Records for this task —
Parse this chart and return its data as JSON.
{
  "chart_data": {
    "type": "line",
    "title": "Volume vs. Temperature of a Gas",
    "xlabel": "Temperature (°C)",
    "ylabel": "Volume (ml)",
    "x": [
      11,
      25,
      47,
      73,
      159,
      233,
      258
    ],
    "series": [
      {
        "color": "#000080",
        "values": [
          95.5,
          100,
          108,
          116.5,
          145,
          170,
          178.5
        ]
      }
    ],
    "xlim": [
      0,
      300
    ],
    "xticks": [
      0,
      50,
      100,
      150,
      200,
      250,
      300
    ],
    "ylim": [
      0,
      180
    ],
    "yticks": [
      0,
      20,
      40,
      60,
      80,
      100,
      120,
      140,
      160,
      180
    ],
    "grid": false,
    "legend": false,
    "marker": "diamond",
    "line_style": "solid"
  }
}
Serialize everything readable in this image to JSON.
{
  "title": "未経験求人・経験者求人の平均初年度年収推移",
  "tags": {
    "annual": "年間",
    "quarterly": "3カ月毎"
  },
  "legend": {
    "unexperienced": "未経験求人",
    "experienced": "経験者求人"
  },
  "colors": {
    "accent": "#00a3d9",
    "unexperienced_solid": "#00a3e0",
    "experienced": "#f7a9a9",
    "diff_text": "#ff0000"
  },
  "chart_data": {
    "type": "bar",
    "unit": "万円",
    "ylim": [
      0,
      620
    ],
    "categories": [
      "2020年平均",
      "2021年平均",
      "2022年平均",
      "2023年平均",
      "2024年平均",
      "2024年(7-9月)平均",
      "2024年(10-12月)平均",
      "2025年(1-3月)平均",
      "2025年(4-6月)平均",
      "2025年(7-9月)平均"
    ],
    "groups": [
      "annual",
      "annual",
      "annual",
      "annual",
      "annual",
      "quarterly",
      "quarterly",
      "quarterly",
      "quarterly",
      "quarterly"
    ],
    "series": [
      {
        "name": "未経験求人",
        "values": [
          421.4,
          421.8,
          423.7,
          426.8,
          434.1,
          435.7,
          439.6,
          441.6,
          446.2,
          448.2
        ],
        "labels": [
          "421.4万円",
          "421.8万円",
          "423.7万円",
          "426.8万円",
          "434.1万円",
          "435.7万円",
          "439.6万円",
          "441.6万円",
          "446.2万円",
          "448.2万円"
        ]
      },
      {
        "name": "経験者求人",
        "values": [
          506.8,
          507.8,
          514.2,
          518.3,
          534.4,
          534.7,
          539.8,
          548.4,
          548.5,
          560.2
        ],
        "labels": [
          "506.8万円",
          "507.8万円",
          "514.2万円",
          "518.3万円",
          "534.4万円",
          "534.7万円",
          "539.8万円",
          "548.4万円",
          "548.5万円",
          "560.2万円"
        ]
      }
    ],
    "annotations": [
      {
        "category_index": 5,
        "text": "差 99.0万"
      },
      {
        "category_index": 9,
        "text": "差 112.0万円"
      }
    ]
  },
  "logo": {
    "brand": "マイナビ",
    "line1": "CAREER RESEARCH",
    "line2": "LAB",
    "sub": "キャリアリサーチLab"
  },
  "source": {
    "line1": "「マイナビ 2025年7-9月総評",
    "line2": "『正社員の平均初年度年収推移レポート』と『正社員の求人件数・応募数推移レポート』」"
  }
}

Exercise description —
Go through the data and return every record exactly.

Exercise response —
Parse this chart and return its data as JSON.
{
  "chart_data": {
    "type": "line",
    "title": "Volume vs. Temperature of a Gas",
    "xlabel": "Temperature (°C)",
    "ylabel": "Volume (ml)",
    "x": [
      11,
      25,
      47,
      73,
      159,
      233,
      258
    ],
    "series": [
      {
        "color": "#000080",
        "values": [
          95.5,
          100,
          108,
          116.5,
          145,
          170,
          178.5
        ]
      }
    ],
    "xlim": [
      0,
      300
    ],
    "xticks": [
      0,
      50,
      100,
      150,
      200,
      250,
      300
    ],
    "ylim": [
      0,
      180
    ],
    "yticks": [
      0,
      20,
      40,
      60,
      80,
      100,
      120,
      140,
      160,
      180
    ],
    "grid": false,
    "legend": false,
    "marker": "diamond",
    "line_style": "solid"
  }
}
Serialize everything readable in this image to JSON.
{
  "title": "未経験求人・経験者求人の平均初年度年収推移",
  "tags": {
    "annual": "年間",
    "quarterly": "3カ月毎"
  },
  "legend": {
    "unexperienced": "未経験求人",
    "experienced": "経験者求人"
  },
  "colors": {
    "accent": "#00a3d9",
    "unexperienced_solid": "#00a3e0",
    "experienced": "#f7a9a9",
    "diff_text": "#ff0000"
  },
  "chart_data": {
    "type": "bar",
    "unit": "万円",
    "ylim": [
      0,
      620
    ],
    "categories": [
      "2020年平均",
      "2021年平均",
      "2022年平均",
      "2023年平均",
      "2024年平均",
      "2024年(7-9月)平均",
      "2024年(10-12月)平均",
      "2025年(1-3月)平均",
      "2025年(4-6月)平均",
      "2025年(7-9月)平均"
    ],
    "groups": [
      "annual",
      "annual",
      "annual",
      "annual",
      "annual",
      "quarterly",
      "quarterly",
      "quarterly",
      "quarterly",
      "quarterly"
    ],
    "series": [
      {
        "name": "未経験求人",
        "values": [
          421.4,
          421.8,
          423.7,
          426.8,
          434.1,
          435.7,
          439.6,
          441.6,
          446.2,
          448.2
        ],
        "labels": [
          "421.4万円",
          "421.8万円",
          "423.7万円",
          "426.8万円",
          "434.1万円",
          "435.7万円",
          "439.6万円",
          "441.6万円",
          "446.2万円",
          "448.2万円"
        ]
      },
      {
        "name": "経験者求人",
        "values": [
          506.8,
          507.8,
          514.2,
          518.3,
          534.4,
          534.7,
          539.8,
          548.4,
          548.5,
          560.2
        ],
        "labels": [
          "506.8万円",
          "507.8万円",
          "514.2万円",
          "518.3万円",
          "534.4万円",
          "534.7万円",
          "539.8万円",
          "548.4万円",
          "548.5万円",
          "560.2万円"
        ]
      }
    ],
    "annotations": [
      {
        "category_index": 5,
        "text": "差 99.0万"
      },
      {
        "category_index": 9,
        "text": "差 112.0万円"
      }
    ]
  },
  "logo": {
    "brand": "マイナビ",
    "line1": "CAREER RESEARCH",
    "line2": "LAB",
    "sub": "キャリアリサーチLab"
  },
  "source": {
    "line1": "「マイナビ 2025年7-9月総評",
    "line2": "『正社員の平均初年度年収推移レポート』と『正社員の求人件数・応募数推移レポート』」"
  }
}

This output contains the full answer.